Your objective: Find each line containing the string "История" and return it.

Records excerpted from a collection

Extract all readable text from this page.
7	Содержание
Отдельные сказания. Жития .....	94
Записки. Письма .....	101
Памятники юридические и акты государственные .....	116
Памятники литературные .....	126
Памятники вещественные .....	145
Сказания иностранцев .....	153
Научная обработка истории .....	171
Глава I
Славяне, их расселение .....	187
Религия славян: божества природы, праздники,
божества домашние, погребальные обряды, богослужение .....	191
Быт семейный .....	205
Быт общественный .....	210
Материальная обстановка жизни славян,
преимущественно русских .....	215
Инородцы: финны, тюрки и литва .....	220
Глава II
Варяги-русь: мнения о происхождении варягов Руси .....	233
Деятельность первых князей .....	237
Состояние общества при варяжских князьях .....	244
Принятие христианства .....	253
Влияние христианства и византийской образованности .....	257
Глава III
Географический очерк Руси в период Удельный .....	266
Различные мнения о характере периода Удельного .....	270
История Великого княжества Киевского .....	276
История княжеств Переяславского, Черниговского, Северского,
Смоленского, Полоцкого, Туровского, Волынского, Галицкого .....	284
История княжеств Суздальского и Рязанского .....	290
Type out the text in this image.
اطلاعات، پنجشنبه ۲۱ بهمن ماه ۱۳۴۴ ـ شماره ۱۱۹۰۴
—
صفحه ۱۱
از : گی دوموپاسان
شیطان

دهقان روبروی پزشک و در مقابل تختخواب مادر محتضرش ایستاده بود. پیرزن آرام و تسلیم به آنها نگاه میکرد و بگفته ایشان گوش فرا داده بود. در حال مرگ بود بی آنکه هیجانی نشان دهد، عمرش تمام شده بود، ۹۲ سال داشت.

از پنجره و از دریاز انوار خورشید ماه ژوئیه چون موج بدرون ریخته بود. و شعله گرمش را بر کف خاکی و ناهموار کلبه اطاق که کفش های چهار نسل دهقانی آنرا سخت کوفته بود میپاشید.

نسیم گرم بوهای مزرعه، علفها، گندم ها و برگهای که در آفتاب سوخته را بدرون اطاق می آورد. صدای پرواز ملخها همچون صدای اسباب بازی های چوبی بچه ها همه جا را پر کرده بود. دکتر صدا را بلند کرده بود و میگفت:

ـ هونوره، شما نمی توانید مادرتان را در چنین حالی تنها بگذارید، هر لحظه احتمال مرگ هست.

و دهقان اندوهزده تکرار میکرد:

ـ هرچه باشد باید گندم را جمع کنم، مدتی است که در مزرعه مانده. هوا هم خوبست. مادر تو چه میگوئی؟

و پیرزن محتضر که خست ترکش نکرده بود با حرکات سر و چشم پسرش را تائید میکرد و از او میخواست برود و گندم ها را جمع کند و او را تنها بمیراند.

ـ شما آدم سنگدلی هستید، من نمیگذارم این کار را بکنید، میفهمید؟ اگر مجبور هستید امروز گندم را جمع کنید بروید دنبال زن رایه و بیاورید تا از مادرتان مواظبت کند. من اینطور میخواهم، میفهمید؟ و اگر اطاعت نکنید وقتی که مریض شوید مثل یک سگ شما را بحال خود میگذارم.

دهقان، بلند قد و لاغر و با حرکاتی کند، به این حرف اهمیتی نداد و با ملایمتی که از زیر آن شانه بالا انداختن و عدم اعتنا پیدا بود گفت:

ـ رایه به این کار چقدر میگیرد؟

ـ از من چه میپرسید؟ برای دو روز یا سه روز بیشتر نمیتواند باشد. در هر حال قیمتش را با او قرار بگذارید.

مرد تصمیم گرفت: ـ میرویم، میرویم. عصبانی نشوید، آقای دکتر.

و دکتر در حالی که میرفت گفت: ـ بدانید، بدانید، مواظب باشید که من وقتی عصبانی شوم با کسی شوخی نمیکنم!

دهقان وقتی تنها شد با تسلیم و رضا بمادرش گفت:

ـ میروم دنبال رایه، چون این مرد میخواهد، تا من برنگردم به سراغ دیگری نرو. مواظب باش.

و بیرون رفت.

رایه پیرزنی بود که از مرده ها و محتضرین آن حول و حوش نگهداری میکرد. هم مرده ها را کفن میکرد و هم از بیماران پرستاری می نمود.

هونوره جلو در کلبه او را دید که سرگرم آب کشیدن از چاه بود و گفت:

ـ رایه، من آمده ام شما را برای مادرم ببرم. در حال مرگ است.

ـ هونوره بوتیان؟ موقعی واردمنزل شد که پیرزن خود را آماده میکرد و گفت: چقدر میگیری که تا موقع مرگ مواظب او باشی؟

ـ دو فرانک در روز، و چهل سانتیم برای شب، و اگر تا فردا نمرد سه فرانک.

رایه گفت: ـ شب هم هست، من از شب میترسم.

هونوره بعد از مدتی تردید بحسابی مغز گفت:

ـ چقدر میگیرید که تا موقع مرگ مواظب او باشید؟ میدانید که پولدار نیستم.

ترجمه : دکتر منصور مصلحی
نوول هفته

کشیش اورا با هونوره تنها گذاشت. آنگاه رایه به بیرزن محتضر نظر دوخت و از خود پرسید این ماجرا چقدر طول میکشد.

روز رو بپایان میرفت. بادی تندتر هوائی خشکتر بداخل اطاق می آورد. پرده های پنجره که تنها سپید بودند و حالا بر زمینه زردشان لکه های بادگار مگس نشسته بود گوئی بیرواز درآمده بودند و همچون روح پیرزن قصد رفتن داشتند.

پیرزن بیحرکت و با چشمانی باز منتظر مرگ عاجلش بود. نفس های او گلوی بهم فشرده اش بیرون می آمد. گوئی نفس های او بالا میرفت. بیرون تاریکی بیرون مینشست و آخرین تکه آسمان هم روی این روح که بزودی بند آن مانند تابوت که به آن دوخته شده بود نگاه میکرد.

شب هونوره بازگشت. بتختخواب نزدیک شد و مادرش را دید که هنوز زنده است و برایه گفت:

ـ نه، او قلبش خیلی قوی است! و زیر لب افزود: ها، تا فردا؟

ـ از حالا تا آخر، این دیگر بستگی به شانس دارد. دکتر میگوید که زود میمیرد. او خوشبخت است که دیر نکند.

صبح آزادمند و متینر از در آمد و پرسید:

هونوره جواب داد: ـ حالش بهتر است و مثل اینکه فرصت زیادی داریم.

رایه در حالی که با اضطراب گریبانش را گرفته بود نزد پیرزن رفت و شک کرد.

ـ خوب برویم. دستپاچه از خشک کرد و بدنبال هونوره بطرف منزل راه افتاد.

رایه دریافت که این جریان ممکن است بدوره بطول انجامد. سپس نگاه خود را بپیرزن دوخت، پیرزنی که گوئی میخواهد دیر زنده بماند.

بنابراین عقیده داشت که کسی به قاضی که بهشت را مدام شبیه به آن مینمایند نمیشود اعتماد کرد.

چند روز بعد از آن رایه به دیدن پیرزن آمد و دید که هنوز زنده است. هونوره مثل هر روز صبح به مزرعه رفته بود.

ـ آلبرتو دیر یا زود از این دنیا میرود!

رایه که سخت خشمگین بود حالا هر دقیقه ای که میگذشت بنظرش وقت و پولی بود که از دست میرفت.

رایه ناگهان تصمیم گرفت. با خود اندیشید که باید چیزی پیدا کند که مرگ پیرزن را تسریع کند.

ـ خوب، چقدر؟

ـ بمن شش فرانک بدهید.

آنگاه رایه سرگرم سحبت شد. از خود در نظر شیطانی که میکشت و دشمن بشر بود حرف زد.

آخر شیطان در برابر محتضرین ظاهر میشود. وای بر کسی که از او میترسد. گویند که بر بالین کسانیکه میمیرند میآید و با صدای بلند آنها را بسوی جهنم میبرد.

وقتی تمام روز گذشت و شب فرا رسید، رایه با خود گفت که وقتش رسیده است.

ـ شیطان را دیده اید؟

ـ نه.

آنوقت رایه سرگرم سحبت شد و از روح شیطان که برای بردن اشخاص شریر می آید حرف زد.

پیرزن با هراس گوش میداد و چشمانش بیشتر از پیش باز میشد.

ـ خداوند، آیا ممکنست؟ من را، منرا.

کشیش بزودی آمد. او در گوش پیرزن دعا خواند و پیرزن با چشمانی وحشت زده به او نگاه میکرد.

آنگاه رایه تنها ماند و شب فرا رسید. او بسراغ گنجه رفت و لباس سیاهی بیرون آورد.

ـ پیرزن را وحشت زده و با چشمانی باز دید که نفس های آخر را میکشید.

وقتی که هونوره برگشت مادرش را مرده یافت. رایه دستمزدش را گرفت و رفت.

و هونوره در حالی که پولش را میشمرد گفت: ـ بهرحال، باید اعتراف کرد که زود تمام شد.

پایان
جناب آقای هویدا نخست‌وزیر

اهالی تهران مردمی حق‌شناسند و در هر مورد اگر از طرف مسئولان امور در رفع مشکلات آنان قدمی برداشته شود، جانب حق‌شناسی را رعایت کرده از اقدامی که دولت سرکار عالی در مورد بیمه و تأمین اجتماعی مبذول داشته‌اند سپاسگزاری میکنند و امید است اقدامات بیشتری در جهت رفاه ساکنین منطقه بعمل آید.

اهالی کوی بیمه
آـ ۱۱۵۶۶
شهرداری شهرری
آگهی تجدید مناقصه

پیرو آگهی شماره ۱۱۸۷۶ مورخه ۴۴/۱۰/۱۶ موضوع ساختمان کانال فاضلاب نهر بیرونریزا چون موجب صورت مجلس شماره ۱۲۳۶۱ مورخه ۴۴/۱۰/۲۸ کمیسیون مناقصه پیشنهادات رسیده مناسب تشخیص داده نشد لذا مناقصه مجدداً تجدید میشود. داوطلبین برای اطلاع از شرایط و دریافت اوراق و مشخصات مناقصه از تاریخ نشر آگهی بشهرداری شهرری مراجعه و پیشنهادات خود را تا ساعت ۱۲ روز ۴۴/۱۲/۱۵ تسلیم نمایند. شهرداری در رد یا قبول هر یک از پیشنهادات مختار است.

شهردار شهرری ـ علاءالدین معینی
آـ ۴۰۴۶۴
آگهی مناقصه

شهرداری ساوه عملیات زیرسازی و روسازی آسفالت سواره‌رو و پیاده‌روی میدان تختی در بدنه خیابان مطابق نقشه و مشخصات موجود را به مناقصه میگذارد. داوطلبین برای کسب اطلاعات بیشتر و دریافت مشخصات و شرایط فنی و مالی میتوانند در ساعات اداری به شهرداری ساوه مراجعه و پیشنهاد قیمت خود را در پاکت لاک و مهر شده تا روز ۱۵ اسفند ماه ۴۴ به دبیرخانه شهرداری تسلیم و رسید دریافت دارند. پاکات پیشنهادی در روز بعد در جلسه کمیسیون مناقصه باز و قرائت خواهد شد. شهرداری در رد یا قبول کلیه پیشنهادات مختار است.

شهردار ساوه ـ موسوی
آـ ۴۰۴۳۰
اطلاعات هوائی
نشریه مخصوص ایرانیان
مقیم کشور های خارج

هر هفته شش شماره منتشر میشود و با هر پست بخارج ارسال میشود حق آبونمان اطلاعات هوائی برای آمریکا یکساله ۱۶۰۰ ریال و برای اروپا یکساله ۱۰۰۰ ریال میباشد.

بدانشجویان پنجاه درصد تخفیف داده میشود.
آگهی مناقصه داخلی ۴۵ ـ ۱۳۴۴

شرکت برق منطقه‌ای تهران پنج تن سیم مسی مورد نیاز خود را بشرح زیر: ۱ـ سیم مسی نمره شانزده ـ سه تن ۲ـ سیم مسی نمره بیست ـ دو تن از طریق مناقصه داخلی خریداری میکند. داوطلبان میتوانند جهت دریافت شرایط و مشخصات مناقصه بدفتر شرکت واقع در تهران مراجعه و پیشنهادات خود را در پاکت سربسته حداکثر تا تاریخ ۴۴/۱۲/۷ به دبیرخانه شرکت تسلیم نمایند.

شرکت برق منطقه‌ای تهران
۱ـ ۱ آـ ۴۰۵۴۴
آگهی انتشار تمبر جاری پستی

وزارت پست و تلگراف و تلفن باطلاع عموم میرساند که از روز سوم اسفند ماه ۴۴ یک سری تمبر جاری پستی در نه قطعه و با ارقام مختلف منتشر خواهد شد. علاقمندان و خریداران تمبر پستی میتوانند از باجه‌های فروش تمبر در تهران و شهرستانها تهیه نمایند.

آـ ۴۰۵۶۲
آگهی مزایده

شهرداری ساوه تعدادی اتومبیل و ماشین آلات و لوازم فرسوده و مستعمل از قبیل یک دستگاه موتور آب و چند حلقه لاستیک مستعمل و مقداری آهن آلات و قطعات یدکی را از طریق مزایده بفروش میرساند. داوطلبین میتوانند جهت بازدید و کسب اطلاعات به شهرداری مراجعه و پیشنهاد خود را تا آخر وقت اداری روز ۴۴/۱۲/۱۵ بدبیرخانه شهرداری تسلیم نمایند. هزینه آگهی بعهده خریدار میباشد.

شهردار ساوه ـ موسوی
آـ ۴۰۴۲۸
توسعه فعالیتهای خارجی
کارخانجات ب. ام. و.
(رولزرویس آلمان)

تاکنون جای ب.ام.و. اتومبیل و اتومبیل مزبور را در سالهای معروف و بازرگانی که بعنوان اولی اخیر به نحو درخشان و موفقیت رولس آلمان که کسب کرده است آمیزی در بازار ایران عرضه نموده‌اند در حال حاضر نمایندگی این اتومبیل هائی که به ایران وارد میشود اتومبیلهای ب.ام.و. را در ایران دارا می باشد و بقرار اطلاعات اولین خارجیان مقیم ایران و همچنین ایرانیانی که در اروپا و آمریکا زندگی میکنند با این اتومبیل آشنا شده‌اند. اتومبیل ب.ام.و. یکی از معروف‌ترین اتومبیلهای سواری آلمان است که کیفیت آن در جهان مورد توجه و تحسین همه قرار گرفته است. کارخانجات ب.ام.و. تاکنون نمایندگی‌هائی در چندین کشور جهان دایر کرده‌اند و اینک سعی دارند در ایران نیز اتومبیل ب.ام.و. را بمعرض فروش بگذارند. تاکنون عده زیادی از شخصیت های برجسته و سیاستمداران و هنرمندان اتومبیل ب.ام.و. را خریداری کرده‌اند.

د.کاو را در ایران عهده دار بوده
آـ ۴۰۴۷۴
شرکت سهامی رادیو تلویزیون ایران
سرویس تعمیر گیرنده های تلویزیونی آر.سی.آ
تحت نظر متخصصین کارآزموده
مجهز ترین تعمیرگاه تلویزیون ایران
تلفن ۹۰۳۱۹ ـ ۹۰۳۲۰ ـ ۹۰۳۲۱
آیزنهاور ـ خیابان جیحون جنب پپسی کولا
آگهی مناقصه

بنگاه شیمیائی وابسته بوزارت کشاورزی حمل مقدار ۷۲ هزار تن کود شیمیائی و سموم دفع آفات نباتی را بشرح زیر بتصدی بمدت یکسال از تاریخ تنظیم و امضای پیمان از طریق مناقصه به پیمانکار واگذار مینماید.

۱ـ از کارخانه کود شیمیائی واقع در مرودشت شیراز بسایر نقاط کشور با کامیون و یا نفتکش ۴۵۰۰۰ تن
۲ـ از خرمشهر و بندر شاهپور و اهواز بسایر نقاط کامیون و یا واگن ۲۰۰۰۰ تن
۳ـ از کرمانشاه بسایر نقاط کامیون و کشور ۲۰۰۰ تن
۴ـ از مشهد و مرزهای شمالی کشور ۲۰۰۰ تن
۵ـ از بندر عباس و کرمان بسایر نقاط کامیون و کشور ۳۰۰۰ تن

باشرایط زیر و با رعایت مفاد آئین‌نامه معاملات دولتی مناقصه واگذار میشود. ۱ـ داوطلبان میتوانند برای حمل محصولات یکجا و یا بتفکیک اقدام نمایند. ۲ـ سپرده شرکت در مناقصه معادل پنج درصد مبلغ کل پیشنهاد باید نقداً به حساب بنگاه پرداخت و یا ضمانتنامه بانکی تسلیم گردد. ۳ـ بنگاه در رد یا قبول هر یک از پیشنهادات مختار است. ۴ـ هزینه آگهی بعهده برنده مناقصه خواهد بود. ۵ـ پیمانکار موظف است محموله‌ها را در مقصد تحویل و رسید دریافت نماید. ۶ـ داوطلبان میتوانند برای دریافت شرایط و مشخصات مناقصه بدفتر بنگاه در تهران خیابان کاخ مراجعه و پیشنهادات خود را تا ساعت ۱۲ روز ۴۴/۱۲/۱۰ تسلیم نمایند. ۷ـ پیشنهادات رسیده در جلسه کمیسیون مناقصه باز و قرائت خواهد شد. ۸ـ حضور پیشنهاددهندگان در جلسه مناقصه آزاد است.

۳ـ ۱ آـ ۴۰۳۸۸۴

Written answer:
История Великого княжества Киевского .....	276
История княжеств Переяславского, Черниговского, Северского,
История княжеств Суздальского и Рязанского .....	290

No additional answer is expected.